Exercise description -
"that" appears in how many lines of the entries? State only the number.
# Data for the task start
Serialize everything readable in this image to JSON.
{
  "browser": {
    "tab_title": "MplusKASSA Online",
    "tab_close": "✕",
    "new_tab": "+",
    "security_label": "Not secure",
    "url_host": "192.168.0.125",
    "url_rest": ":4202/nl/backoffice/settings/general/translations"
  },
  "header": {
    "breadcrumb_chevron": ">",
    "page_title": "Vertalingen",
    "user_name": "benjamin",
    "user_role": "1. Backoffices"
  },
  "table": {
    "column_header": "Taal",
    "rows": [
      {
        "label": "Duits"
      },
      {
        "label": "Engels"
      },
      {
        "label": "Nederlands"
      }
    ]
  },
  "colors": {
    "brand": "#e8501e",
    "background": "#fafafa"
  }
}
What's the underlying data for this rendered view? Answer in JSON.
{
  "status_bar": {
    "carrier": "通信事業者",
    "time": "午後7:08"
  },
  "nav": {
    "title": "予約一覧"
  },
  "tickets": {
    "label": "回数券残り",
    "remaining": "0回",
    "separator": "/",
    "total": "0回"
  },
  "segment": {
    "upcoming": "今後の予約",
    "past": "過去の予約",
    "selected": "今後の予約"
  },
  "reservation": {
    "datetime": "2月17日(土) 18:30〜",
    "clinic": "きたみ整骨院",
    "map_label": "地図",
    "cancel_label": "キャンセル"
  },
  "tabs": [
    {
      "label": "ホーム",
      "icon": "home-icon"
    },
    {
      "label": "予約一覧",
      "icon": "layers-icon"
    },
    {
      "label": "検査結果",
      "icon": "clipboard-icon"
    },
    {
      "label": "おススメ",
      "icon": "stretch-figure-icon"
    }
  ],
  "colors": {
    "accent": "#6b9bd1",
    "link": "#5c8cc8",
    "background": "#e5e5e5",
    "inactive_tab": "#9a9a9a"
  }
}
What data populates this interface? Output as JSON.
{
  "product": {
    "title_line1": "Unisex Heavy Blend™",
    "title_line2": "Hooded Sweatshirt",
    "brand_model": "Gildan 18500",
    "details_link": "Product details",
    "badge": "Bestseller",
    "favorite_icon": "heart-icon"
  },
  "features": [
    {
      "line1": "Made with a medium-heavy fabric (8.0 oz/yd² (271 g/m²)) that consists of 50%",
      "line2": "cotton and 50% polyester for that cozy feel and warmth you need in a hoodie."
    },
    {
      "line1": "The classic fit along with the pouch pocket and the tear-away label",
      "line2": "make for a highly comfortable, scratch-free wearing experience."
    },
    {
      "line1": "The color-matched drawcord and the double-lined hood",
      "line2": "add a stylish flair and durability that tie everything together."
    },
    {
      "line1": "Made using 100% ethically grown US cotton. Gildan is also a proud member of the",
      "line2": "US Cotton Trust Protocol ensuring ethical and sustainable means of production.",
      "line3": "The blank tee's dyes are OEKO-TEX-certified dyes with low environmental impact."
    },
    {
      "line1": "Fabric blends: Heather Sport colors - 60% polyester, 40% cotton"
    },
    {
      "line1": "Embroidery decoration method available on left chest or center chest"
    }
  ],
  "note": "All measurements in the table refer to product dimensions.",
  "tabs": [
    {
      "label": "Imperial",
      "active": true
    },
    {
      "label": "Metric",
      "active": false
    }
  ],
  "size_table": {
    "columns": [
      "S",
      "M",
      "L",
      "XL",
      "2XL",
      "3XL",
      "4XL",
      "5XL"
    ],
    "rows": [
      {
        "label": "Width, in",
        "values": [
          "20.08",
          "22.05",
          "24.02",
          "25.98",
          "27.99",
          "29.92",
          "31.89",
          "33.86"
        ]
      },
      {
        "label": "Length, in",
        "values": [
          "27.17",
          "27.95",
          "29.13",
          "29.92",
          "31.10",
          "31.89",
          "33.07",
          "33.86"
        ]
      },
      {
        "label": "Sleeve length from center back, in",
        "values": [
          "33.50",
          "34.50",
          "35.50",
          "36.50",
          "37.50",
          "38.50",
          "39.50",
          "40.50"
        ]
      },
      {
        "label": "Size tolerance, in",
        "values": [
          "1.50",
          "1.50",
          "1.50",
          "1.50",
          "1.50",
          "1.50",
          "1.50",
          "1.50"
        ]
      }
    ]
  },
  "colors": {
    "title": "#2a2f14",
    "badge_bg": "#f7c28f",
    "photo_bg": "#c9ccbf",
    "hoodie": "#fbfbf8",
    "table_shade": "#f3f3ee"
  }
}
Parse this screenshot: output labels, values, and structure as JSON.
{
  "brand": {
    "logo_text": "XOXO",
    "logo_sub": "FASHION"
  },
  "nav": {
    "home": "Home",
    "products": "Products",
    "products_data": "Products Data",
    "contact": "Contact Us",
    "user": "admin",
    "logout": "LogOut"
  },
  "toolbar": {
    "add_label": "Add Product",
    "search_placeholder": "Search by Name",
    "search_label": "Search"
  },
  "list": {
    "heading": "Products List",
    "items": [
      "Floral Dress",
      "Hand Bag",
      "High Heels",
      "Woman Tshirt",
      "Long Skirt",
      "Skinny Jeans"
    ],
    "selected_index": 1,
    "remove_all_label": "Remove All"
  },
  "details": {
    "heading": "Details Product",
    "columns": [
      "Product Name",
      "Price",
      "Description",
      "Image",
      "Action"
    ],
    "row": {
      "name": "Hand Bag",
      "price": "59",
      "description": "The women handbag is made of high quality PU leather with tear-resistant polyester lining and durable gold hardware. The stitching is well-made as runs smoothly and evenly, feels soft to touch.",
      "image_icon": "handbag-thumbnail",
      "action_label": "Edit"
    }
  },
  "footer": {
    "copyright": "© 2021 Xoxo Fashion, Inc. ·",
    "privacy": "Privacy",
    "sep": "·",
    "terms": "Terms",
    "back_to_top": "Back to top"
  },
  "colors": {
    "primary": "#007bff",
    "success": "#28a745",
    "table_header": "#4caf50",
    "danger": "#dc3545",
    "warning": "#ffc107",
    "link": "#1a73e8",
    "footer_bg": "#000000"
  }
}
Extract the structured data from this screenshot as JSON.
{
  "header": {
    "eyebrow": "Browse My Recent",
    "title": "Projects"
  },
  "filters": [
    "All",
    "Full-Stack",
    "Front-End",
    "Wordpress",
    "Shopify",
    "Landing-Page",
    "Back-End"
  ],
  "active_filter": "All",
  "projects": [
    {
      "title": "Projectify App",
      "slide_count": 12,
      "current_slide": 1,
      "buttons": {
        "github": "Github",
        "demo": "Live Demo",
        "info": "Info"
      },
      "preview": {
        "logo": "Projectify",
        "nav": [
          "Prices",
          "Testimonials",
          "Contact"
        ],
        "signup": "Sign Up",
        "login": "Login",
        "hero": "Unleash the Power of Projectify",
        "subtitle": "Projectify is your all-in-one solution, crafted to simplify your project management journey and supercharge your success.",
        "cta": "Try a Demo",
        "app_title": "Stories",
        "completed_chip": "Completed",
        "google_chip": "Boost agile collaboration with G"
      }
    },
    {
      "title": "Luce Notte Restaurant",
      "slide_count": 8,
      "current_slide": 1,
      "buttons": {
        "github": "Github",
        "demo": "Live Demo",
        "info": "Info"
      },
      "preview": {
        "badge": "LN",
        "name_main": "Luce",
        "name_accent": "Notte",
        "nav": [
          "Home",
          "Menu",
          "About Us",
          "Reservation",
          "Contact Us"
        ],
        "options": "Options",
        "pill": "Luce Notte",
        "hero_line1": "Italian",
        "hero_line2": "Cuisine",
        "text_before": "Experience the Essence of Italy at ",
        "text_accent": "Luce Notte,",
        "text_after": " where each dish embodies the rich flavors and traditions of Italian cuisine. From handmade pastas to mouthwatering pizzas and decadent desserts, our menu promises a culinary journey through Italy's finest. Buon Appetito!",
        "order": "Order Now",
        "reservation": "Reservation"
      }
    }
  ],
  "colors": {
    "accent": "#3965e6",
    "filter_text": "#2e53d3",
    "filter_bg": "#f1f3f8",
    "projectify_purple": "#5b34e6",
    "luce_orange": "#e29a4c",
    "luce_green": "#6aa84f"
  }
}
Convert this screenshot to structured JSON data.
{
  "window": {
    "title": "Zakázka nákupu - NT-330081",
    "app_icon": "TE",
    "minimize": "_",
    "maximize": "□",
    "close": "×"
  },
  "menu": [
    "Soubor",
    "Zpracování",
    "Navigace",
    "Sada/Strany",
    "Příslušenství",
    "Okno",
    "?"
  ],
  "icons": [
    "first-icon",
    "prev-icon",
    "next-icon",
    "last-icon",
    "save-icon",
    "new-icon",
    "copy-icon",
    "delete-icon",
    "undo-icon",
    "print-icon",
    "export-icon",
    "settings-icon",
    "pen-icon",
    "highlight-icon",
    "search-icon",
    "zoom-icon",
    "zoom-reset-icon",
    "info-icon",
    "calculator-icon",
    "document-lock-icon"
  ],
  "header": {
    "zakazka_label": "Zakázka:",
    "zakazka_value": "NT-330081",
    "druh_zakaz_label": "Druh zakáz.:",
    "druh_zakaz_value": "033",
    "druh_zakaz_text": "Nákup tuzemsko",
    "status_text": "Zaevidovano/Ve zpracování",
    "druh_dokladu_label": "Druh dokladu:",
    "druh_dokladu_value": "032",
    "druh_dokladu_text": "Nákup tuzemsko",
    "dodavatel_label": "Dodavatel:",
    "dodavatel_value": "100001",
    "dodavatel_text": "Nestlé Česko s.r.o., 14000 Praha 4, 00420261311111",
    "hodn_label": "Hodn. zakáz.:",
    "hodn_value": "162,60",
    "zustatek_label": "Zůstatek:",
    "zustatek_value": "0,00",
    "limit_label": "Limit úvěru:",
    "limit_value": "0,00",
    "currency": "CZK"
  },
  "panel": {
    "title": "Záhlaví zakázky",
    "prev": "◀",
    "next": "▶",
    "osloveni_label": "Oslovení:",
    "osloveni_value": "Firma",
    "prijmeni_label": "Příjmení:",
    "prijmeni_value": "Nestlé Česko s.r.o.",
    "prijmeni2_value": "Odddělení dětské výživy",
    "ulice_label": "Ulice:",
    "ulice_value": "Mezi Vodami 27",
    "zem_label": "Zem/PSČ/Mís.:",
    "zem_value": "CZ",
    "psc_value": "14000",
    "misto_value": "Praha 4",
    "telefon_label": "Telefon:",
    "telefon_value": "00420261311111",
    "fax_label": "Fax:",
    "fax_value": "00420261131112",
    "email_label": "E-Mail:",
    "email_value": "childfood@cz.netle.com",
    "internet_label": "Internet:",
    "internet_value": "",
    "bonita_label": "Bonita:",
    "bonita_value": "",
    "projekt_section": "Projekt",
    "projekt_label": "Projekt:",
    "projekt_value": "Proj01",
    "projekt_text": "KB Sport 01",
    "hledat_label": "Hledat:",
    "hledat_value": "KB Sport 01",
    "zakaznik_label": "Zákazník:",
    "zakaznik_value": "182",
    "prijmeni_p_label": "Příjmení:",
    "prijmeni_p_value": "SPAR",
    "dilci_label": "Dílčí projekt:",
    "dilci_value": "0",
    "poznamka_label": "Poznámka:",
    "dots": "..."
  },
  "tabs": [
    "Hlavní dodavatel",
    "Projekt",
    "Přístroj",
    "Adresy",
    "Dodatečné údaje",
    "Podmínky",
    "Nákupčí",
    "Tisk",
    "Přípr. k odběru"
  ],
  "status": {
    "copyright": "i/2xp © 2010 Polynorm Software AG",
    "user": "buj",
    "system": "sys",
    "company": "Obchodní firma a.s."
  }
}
# Data for the task end
Answer to this problem -
3